> **Instructions to follow**: Every line that holds "doloribus" should be shown.

--*--

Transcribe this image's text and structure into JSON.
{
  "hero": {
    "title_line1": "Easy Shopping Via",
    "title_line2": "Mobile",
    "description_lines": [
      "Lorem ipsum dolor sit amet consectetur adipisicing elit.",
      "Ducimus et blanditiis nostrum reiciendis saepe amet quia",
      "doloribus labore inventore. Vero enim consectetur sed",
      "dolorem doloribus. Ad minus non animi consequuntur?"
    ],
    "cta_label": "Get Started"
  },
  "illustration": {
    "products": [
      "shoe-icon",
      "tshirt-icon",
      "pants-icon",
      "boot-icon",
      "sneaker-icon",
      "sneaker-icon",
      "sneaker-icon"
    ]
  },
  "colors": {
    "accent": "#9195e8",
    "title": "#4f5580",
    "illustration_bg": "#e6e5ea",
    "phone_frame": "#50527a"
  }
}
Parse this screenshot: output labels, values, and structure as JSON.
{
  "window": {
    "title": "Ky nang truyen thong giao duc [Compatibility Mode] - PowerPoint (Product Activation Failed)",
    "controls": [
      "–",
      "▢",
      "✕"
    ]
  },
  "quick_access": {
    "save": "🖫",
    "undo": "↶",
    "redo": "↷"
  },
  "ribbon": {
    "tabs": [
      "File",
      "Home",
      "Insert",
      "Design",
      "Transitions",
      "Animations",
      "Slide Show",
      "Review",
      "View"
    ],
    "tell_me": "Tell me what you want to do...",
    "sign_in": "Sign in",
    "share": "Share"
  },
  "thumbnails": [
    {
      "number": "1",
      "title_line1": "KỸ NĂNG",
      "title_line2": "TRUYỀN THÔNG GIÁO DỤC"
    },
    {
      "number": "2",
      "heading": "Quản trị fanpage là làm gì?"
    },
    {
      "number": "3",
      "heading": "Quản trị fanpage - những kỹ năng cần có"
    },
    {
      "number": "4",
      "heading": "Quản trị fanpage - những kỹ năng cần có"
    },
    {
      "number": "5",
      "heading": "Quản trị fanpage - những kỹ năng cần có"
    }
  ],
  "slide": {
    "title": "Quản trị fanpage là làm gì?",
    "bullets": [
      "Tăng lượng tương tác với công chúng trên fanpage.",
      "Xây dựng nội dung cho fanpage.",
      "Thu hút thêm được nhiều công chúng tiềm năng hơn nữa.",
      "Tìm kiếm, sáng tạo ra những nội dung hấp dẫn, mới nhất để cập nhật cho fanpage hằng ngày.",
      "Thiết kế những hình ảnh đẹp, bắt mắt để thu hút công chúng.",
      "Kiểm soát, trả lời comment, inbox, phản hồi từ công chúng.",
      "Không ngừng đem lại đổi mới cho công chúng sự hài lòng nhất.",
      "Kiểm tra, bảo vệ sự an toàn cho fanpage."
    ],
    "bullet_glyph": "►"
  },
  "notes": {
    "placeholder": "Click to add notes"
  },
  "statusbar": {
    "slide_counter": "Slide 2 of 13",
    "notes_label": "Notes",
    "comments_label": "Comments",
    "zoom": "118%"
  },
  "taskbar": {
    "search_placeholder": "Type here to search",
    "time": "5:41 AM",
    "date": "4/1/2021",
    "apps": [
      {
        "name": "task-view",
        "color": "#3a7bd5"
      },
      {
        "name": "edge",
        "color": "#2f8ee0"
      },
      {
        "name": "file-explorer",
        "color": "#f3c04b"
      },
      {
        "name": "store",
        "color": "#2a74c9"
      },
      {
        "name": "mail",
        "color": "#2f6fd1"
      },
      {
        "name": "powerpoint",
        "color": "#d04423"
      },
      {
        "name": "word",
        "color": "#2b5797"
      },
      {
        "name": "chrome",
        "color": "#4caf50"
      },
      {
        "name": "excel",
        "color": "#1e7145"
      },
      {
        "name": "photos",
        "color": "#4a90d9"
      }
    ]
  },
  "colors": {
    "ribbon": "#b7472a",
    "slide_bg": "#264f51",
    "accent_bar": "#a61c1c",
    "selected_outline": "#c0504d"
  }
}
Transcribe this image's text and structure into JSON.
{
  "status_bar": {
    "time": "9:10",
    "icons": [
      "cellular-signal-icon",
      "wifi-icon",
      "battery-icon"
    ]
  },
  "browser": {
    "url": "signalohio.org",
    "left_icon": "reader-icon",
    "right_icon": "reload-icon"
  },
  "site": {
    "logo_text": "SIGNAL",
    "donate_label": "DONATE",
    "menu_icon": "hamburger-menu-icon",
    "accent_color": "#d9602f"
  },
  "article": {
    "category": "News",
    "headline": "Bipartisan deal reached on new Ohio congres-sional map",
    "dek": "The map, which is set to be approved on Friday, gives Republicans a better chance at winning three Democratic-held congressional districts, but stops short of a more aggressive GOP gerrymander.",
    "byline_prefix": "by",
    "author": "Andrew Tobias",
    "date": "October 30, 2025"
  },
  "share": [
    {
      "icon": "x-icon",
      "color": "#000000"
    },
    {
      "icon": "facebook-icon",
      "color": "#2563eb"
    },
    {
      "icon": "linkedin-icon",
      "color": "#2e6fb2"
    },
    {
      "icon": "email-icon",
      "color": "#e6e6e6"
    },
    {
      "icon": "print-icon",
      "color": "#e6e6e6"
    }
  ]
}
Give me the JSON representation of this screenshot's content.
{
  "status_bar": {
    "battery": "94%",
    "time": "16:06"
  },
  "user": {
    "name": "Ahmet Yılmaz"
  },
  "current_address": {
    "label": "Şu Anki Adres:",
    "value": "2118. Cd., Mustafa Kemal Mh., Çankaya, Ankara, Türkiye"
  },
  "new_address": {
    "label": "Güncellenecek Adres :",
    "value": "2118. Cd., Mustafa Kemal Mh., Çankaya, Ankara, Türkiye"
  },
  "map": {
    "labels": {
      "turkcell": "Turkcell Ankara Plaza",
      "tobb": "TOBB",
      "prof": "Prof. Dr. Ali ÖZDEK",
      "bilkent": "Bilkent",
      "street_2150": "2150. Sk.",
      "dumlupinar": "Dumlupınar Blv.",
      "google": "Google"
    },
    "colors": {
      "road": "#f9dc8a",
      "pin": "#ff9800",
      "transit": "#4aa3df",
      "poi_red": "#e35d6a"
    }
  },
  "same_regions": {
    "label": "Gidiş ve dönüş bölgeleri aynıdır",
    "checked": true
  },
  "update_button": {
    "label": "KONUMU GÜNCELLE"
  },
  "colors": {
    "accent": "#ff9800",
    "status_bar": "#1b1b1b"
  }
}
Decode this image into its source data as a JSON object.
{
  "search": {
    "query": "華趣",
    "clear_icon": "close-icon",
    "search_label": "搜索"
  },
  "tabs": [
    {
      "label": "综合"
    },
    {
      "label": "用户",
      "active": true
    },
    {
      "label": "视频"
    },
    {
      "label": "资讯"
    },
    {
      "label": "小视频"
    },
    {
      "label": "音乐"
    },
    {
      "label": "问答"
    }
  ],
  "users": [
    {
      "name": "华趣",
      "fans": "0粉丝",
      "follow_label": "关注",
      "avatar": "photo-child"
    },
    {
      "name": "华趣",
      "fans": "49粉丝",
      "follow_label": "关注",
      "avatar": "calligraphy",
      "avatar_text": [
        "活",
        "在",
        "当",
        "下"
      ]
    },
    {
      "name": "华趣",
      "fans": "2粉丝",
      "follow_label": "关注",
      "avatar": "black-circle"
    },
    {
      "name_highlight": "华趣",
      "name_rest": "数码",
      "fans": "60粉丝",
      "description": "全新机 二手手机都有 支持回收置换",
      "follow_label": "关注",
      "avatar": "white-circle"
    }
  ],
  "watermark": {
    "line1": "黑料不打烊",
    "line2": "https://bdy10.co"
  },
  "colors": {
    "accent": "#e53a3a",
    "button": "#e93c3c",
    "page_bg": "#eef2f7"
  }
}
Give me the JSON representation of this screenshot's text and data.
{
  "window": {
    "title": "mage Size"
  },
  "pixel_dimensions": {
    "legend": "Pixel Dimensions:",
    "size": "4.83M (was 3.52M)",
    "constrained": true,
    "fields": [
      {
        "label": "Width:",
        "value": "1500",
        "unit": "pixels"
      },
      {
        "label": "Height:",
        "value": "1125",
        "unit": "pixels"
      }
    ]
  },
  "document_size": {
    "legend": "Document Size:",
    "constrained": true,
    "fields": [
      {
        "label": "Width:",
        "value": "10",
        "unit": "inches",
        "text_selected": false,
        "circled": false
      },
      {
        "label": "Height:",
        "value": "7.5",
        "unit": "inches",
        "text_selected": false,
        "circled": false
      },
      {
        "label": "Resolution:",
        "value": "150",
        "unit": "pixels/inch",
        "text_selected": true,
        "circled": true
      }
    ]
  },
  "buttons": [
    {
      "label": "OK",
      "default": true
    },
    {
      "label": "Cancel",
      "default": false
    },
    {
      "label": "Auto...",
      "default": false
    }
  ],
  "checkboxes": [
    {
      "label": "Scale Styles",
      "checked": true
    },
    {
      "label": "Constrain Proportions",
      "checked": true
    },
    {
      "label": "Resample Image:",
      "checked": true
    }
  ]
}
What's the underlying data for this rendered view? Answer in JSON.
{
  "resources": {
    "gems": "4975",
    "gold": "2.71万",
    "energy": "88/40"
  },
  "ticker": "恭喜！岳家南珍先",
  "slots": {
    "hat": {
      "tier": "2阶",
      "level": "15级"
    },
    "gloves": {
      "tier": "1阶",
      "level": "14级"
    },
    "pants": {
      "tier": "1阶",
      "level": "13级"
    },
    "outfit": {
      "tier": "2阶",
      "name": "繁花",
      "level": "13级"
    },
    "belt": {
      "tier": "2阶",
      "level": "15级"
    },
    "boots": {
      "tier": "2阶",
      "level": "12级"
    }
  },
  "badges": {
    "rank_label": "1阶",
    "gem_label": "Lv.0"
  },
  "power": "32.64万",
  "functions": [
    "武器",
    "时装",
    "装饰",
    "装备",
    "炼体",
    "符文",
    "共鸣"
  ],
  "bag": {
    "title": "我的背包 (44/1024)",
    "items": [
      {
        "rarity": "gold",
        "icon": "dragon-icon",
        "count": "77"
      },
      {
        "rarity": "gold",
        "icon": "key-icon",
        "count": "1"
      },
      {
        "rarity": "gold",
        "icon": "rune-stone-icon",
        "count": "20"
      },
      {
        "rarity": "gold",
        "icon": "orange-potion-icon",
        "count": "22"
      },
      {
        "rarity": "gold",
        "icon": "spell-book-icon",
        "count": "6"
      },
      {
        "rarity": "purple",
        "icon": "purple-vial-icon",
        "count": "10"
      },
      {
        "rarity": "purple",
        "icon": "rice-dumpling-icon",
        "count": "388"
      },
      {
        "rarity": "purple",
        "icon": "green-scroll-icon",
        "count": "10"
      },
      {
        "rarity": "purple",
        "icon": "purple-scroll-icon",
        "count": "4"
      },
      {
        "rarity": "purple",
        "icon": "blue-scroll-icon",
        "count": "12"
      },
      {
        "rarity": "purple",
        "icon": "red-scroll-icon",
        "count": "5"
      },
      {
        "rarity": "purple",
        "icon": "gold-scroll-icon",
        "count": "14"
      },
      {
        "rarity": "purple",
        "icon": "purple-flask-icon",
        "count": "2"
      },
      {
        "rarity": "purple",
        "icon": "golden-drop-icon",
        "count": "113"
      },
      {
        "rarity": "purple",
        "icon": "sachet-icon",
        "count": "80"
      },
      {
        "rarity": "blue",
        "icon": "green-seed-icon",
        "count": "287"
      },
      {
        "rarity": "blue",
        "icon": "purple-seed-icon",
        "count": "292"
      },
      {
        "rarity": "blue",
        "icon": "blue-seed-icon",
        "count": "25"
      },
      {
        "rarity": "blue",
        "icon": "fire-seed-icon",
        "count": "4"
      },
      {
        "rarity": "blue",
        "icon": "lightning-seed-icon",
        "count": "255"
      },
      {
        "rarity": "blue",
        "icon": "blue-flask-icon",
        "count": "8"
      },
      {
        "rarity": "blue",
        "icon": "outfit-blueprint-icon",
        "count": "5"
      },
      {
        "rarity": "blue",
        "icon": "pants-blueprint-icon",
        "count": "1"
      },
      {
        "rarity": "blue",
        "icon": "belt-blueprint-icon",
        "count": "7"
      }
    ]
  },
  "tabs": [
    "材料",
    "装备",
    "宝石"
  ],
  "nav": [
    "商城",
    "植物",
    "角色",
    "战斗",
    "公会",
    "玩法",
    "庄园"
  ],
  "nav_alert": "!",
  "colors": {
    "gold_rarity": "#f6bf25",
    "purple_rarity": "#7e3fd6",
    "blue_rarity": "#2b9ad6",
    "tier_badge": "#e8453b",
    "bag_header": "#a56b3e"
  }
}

--*--

> **Solved exercise**:
      "doloribus labore inventore. Vero enim consectetur sed",
      "dolorem doloribus. Ad minus non animi consequuntur?"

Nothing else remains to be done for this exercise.